## BEGIN
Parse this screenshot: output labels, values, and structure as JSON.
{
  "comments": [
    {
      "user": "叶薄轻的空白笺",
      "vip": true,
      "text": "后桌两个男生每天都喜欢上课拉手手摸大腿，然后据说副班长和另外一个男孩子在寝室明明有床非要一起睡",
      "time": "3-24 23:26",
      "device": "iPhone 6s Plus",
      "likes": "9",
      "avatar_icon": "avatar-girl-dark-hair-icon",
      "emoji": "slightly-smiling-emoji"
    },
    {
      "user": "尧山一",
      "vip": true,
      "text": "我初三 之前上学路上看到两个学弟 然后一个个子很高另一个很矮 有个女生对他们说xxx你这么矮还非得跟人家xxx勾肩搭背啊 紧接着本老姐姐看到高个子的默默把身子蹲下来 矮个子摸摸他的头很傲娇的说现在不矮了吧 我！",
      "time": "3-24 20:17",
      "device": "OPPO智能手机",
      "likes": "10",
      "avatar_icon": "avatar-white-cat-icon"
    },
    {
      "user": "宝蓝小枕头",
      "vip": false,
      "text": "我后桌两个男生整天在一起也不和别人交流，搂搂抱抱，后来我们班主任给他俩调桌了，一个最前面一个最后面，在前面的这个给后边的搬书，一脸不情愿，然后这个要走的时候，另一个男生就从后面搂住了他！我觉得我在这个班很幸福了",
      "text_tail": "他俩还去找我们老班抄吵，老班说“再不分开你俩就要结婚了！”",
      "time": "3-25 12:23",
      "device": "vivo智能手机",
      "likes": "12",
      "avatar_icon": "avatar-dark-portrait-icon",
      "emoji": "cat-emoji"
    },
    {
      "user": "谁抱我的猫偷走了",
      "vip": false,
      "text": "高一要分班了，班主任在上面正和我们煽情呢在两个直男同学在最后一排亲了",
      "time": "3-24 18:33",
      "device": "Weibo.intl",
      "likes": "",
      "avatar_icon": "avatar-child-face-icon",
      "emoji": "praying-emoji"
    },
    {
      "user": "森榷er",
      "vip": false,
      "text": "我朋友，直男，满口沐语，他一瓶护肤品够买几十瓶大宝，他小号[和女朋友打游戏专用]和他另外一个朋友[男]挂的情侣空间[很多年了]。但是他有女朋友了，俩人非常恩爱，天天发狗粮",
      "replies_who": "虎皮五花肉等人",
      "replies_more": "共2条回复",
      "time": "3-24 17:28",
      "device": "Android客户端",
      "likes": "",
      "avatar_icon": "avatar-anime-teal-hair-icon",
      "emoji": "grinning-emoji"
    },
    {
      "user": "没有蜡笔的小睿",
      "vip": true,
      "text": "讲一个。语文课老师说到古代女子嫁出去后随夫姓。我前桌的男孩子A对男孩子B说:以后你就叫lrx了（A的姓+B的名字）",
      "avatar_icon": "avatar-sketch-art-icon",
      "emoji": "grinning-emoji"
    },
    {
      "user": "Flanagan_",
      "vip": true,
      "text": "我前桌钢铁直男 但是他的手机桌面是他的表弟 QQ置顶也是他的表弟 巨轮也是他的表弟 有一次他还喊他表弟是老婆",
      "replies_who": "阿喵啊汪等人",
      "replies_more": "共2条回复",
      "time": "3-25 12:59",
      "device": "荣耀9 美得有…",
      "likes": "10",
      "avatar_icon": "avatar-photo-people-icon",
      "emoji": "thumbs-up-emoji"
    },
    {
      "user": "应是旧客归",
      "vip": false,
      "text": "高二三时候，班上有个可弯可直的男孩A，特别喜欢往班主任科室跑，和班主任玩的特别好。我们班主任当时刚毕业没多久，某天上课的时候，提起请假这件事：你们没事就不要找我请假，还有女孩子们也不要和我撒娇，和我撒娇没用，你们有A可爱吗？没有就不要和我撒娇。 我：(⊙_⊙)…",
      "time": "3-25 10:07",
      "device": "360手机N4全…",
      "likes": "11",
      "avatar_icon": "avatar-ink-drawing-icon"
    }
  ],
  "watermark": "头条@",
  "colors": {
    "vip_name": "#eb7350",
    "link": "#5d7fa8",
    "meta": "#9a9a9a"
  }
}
## END
Written problem -> Write the listing out again, exactly as it reads.

Solution to this exercise ->
Parse this screenshot: output labels, values, and structure as JSON.
{
  "comments": [
    {
      "user": "叶薄轻的空白笺",
      "vip": true,
      "text": "后桌两个男生每天都喜欢上课拉手手摸大腿，然后据说副班长和另外一个男孩子在寝室明明有床非要一起睡",
      "time": "3-24 23:26",
      "device": "iPhone 6s Plus",
      "likes": "9",
      "avatar_icon": "avatar-girl-dark-hair-icon",
      "emoji": "slightly-smiling-emoji"
    },
    {
      "user": "尧山一",
      "vip": true,
      "text": "我初三 之前上学路上看到两个学弟 然后一个个子很高另一个很矮 有个女生对他们说xxx你这么矮还非得跟人家xxx勾肩搭背啊 紧接着本老姐姐看到高个子的默默把身子蹲下来 矮个子摸摸他的头很傲娇的说现在不矮了吧 我！",
      "time": "3-24 20:17",
      "device": "OPPO智能手机",
      "likes": "10",
      "avatar_icon": "avatar-white-cat-icon"
    },
    {
      "user": "宝蓝小枕头",
      "vip": false,
      "text": "我后桌两个男生整天在一起也不和别人交流，搂搂抱抱，后来我们班主任给他俩调桌了，一个最前面一个最后面，在前面的这个给后边的搬书，一脸不情愿，然后这个要走的时候，另一个男生就从后面搂住了他！我觉得我在这个班很幸福了",
      "text_tail": "他俩还去找我们老班抄吵，老班说“再不分开你俩就要结婚了！”",
      "time": "3-25 12:23",
      "device": "vivo智能手机",
      "likes": "12",
      "avatar_icon": "avatar-dark-portrait-icon",
      "emoji": "cat-emoji"
    },
    {
      "user": "谁抱我的猫偷走了",
      "vip": false,
      "text": "高一要分班了，班主任在上面正和我们煽情呢在两个直男同学在最后一排亲了",
      "time": "3-24 18:33",
      "device": "Weibo.intl",
      "likes": "",
      "avatar_icon": "avatar-child-face-icon",
      "emoji": "praying-emoji"
    },
    {
      "user": "森榷er",
      "vip": false,
      "text": "我朋友，直男，满口沐语，他一瓶护肤品够买几十瓶大宝，他小号[和女朋友打游戏专用]和他另外一个朋友[男]挂的情侣空间[很多年了]。但是他有女朋友了，俩人非常恩爱，天天发狗粮",
      "replies_who": "虎皮五花肉等人",
      "replies_more": "共2条回复",
      "time": "3-24 17:28",
      "device": "Android客户端",
      "likes": "",
      "avatar_icon": "avatar-anime-teal-hair-icon",
      "emoji": "grinning-emoji"
    },
    {
      "user": "没有蜡笔的小睿",
      "vip": true,
      "text": "讲一个。语文课老师说到古代女子嫁出去后随夫姓。我前桌的男孩子A对男孩子B说:以后你就叫lrx了（A的姓+B的名字）",
      "avatar_icon": "avatar-sketch-art-icon",
      "emoji": "grinning-emoji"
    },
    {
      "user": "Flanagan_",
      "vip": true,
      "text": "我前桌钢铁直男 但是他的手机桌面是他的表弟 QQ置顶也是他的表弟 巨轮也是他的表弟 有一次他还喊他表弟是老婆",
      "replies_who": "阿喵啊汪等人",
      "replies_more": "共2条回复",
      "time": "3-25 12:59",
      "device": "荣耀9 美得有…",
      "likes": "10",
      "avatar_icon": "avatar-photo-people-icon",
      "emoji": "thumbs-up-emoji"
    },
    {
      "user": "应是旧客归",
      "vip": false,
      "text": "高二三时候，班上有个可弯可直的男孩A，特别喜欢往班主任科室跑，和班主任玩的特别好。我们班主任当时刚毕业没多久，某天上课的时候，提起请假这件事：你们没事就不要找我请假，还有女孩子们也不要和我撒娇，和我撒娇没用，你们有A可爱吗？没有就不要和我撒娇。 我：(⊙_⊙)…",
      "time": "3-25 10:07",
      "device": "360手机N4全…",
      "likes": "11",
      "avatar_icon": "avatar-ink-drawing-icon"
    }
  ],
  "watermark": "头条@",
  "colors": {
    "vip_name": "#eb7350",
    "link": "#5d7fa8",
    "meta": "#9a9a9a"
  }
}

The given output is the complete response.